What you have to do> Copy the data precisely, keeping every character.

------ Dataset

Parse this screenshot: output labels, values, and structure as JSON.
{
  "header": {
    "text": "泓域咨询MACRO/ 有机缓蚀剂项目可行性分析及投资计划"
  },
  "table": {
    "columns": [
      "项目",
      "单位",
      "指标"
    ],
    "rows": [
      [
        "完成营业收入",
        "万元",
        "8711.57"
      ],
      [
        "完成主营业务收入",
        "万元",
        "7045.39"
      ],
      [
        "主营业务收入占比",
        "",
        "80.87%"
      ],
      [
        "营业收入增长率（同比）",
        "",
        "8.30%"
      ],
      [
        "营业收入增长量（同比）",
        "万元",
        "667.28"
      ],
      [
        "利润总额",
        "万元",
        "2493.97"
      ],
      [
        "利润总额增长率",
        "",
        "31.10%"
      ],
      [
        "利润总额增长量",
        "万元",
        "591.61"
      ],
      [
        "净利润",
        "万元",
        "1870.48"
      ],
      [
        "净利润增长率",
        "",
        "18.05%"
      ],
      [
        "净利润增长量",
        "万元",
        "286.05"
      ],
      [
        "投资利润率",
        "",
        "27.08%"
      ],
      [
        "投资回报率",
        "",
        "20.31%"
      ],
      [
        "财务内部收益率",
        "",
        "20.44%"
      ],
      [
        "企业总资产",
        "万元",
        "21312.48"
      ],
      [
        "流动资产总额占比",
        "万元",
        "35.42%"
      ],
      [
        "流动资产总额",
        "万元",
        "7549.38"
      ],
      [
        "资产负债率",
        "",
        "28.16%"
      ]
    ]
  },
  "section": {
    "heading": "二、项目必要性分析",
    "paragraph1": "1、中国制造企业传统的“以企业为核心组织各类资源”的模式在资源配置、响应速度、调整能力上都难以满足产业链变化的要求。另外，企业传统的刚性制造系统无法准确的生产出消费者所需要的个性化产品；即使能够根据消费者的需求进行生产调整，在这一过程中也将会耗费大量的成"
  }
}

------------

Task answer>
Parse this screenshot: output labels, values, and structure as JSON.
{
  "header": {
    "text": "泓域咨询MACRO/ 有机缓蚀剂项目可行性分析及投资计划"
  },
  "table": {
    "columns": [
      "项目",
      "单位",
      "指标"
    ],
    "rows": [
      [
        "完成营业收入",
        "万元",
        "8711.57"
      ],
      [
        "完成主营业务收入",
        "万元",
        "7045.39"
      ],
      [
        "主营业务收入占比",
        "",
        "80.87%"
      ],
      [
        "营业收入增长率（同比）",
        "",
        "8.30%"
      ],
      [
        "营业收入增长量（同比）",
        "万元",
        "667.28"
      ],
      [
        "利润总额",
        "万元",
        "2493.97"
      ],
      [
        "利润总额增长率",
        "",
        "31.10%"
      ],
      [
        "利润总额增长量",
        "万元",
        "591.61"
      ],
      [
        "净利润",
        "万元",
        "1870.48"
      ],
      [
        "净利润增长率",
        "",
        "18.05%"
      ],
      [
        "净利润增长量",
        "万元",
        "286.05"
      ],
      [
        "投资利润率",
        "",
        "27.08%"
      ],
      [
        "投资回报率",
        "",
        "20.31%"
      ],
      [
        "财务内部收益率",
        "",
        "20.44%"
      ],
      [
        "企业总资产",
        "万元",
        "21312.48"
      ],
      [
        "流动资产总额占比",
        "万元",
        "35.42%"
      ],
      [
        "流动资产总额",
        "万元",
        "7549.38"
      ],
      [
        "资产负债率",
        "",
        "28.16%"
      ]
    ]
  },
  "section": {
    "heading": "二、项目必要性分析",
    "paragraph1": "1、中国制造企业传统的“以企业为核心组织各类资源”的模式在资源配置、响应速度、调整能力上都难以满足产业链变化的要求。另外，企业传统的刚性制造系统无法准确的生产出消费者所需要的个性化产品；即使能够根据消费者的需求进行生产调整，在这一过程中也将会耗费大量的成"
  }
}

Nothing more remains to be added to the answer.